## [Série de consignes]
a - D'après l'extrait de critique, pourquoi le film recourt-il à une voix-off qui découpe à l'extrême la narration ? Répondez en une à trois phrases.
b - Réécrivez sous forme de liste le paragraphe de l'extrait de critique qui commence par « Mais s'agit-il pour autant », en conservant ses faits principaux.

## [Extrait du document]
_ _ _ _ _

Quand un réalisateur tel que Gus Van Sant s'attaque à un monument de la littérature américaine transgressive, cela donne Even Cowgirls Get the Blues.

 

Mais s'agit-il pour autant d'un mélange pertinent, ou d'un plat plaisant à déguster ? De l'extérieur, le projet a effectivement tout pour plaire : outre la qualité du roman d'origine et l'identité du réalisateur, dont le My Own Private Idaho renvoie un écho intéressant au projet qui nous concerne, il suffit de se pencher sur le casting du film pour aiguiser les curiosités les plus perplexes. Aux côtés de Uma Thurman qui incarne cette étrange jeune femme aux pouces disproportionnés, d'Udo Kier à Keanu Reeves en passant par John Hurt dans un rôle de comtesse travesti, l'ensemble est à lui seule belle gageure. A défaut de la qualité du film en lui-même, elle l'est de sa distribution. Et pourtant ! Les acteurs, souvent confrontés à des scènes absurdes, pour ne pas dire ridicules dans le traitement choisi, peinent à ne pas sombrer dans une violente hystérie. A l'exception de Uma Thurman, dont le monolithique personnage traverse tout ceci comme un rêveur éveillé, le cast peine à susciter l'empathie nécessaire pour s'attacher à ce road-movie tranquille. La faute à d'évidents soucis de dichotomie. Le film est ainsi partagé entre une approche voulue folle et décalée et une narration particulièrement lente et poussive, affublée d'une voix-off (pourtant celle de Tom Robbins lui-même !) découpant à l'extrême la narration. Cela reste une probable tentative de renvoyer à l'équivalent dans le roman, passages dans lesquels Tom Robbins s'adressait directement au lecteur, pour un résultat qui était, paradoxalement, réellement cinématographique !

_ _ _ _ _

## [Données enregistrées]

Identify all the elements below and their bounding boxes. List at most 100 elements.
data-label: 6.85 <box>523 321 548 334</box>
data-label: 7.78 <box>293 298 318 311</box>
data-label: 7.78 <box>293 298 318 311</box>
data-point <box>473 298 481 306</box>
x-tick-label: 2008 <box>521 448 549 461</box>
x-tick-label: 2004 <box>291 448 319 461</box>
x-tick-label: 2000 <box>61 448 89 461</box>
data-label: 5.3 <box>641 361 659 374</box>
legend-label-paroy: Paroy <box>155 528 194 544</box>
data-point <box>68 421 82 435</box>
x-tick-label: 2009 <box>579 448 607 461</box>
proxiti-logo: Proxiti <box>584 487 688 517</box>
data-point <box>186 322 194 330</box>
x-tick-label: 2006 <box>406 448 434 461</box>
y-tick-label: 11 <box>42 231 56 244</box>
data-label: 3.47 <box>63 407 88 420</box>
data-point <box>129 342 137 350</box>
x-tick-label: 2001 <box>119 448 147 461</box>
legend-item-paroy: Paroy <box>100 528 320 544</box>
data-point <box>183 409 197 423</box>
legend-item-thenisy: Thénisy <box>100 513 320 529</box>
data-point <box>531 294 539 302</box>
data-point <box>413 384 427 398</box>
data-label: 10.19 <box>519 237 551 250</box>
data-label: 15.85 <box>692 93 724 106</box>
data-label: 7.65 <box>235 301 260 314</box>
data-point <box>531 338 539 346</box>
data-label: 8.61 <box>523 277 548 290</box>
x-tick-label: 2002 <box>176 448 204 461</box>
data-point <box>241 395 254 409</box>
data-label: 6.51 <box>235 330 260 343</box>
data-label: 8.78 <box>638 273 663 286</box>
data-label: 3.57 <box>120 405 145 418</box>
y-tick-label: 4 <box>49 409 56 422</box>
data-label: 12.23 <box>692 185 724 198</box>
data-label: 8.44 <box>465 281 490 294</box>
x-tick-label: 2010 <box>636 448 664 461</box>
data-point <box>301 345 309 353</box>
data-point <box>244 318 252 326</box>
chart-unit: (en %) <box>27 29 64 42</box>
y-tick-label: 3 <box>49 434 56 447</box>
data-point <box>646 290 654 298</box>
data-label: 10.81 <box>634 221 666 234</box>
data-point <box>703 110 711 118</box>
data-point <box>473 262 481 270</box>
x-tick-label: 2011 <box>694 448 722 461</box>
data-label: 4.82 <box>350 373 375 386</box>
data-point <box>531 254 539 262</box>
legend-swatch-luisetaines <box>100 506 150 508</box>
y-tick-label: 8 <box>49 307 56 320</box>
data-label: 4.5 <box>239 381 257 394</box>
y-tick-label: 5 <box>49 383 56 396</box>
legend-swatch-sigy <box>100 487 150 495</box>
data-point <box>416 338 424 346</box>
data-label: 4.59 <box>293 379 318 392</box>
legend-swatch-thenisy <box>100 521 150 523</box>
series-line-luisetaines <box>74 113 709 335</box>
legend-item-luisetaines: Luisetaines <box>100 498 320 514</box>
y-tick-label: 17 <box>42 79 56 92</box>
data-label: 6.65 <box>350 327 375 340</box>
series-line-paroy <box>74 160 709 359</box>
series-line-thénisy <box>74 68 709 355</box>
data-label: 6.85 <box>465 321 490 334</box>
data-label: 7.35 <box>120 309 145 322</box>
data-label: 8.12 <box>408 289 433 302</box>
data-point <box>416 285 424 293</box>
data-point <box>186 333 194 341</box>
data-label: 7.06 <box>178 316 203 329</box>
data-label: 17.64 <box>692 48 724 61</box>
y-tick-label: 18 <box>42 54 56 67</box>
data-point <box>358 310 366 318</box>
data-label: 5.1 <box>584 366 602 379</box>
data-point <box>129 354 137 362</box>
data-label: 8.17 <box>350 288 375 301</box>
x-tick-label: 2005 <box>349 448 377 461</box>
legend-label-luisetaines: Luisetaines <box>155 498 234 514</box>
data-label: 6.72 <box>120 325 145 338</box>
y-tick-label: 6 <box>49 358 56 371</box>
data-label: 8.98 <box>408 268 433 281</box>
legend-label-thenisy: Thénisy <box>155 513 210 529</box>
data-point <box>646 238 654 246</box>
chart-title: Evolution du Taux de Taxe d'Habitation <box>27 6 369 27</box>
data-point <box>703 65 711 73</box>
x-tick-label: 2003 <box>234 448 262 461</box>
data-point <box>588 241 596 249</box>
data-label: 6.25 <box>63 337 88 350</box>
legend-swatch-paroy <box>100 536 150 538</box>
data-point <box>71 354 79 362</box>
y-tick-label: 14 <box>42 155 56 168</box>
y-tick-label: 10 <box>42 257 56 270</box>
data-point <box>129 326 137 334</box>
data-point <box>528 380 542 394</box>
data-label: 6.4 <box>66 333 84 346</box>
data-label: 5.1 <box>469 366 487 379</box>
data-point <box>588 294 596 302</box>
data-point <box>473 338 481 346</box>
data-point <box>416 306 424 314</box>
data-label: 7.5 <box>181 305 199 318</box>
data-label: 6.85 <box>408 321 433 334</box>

_ _ _ _ _

## [Corrigé]
a - La voix-off, qui est celle de Tom Robbins lui-même, serait probablement une tentative de transposer les passages du roman dans lesquels Tom Robbins s'adressait directement au lecteur. Ces passages donnaient paradoxalement un résultat réellement cinématographique.

b -
- Question posée : le mélange est-il pertinent, et le film est-il plaisant ?
- De l'extérieur, le projet a tout pour plaire : la qualité du roman d'origine, l'identité du réalisateur (son My Own Private Idaho fait écho au projet) et le casting.
- La distribution comprend Uma Thurman dans le rôle de la jeune femme aux pouces disproportionnés, Udo Kier, Keanu Reeves et John Hurt en comtesse travesti. Elle constitue une belle gageure, même si le film lui-même n'en est pas une.
- Pourtant, les acteurs, confrontés à des scènes absurdes, voire ridicules, peinent à ne pas sombrer dans l'hystérie.
- Seule Uma Thurman y échappe : son personnage monolithique traverse le film comme un rêveur éveillé. Le reste de la distribution peine à susciter l'empathie pour ce road-movie tranquille.
- Cause : une dichotomie entre une approche voulue folle et décalée et une narration lente et poussive, découpée à l'extrême par la voix-off de Tom Robbins lui-même.
- Cette voix-off cherche probablement à reproduire les passages du roman où Tom Robbins s'adressait au lecteur, passages qui étaient, paradoxalement, réellement cinématographiques.